#### EXCERPTED DATA ####

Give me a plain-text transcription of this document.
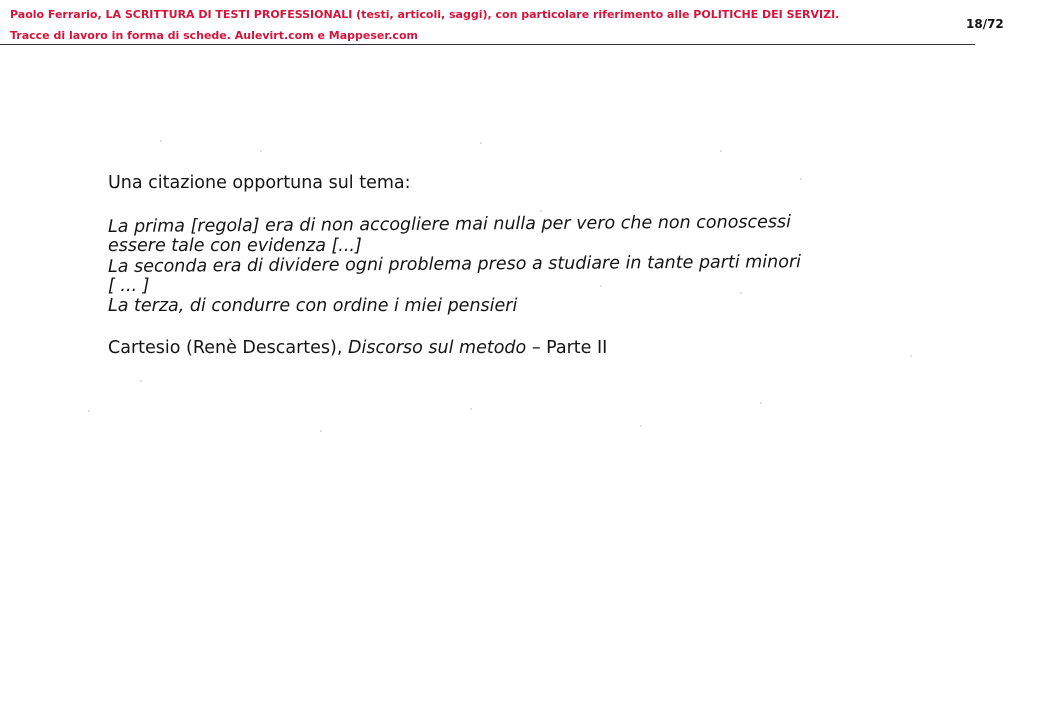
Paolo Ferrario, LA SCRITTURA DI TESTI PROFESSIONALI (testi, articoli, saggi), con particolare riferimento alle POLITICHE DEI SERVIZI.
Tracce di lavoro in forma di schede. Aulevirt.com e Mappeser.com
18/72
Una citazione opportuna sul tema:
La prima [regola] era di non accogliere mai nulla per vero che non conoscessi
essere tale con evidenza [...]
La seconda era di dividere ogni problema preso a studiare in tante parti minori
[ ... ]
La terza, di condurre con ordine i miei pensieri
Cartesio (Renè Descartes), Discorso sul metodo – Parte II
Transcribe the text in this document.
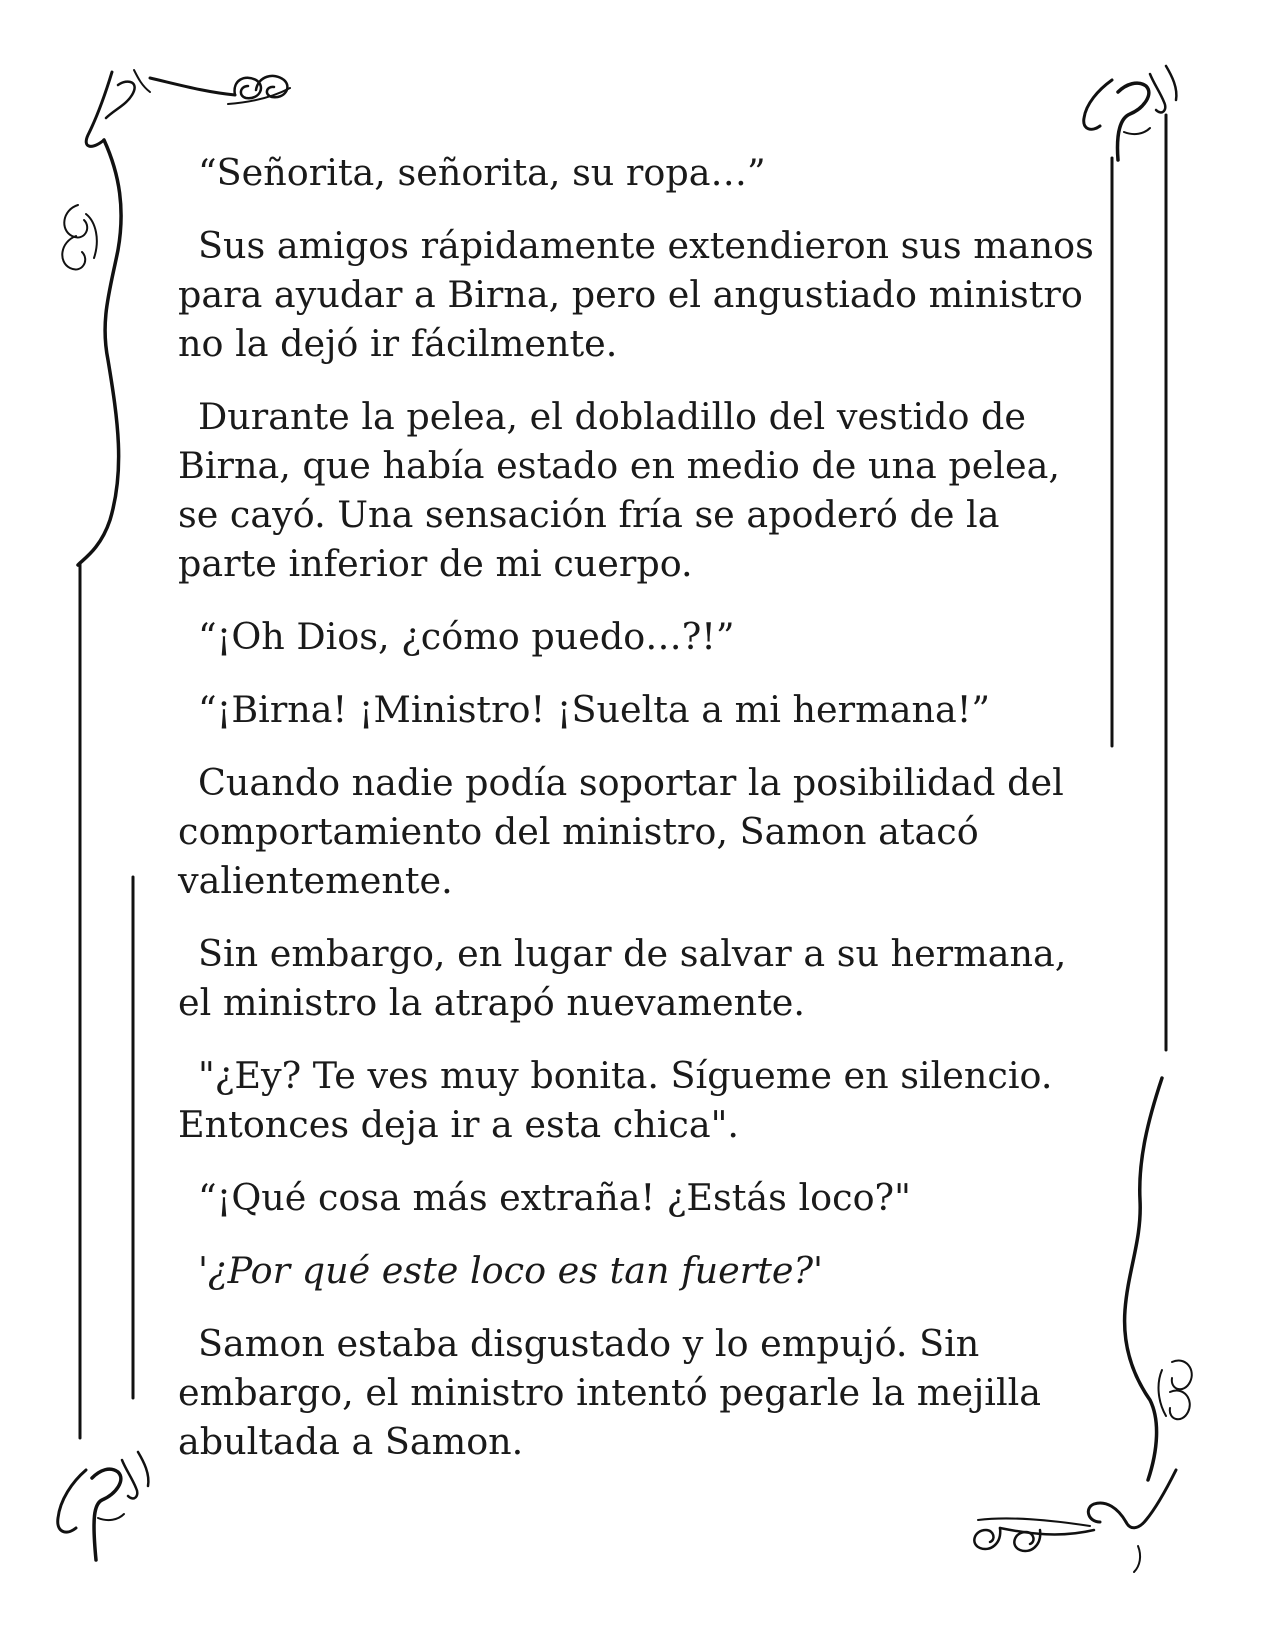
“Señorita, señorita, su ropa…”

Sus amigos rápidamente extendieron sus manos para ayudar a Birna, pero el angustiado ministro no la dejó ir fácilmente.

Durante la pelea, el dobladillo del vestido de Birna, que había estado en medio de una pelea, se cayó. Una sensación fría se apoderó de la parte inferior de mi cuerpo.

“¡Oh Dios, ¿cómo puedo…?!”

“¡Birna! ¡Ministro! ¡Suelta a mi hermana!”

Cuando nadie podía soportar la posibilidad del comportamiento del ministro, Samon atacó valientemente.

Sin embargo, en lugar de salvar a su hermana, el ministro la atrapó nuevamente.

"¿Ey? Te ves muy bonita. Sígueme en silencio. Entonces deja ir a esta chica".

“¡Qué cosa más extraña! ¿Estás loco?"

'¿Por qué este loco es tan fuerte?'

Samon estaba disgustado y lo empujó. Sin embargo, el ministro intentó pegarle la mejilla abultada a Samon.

####

The lines to repeat run from the line containing "Transcribe the text in this document." through the last line of the material above; give them exactly, without the pictures.

◆ TASK RESULT
Transcribe the text in this document.
“Señorita, señorita, su ropa…”

Sus amigos rápidamente extendieron sus manos para ayudar a Birna, pero el angustiado ministro no la dejó ir fácilmente.

Durante la pelea, el dobladillo del vestido de Birna, que había estado en medio de una pelea, se cayó. Una sensación fría se apoderó de la parte inferior de mi cuerpo.

“¡Oh Dios, ¿cómo puedo…?!”

“¡Birna! ¡Ministro! ¡Suelta a mi hermana!”

Cuando nadie podía soportar la posibilidad del comportamiento del ministro, Samon atacó valientemente.

Sin embargo, en lugar de salvar a su hermana, el ministro la atrapó nuevamente.

"¿Ey? Te ves muy bonita. Sígueme en silencio. Entonces deja ir a esta chica".

“¡Qué cosa más extraña! ¿Estás loco?"

'¿Por qué este loco es tan fuerte?'

Samon estaba disgustado y lo empujó. Sin embargo, el ministro intentó pegarle la mejilla abultada a Samon.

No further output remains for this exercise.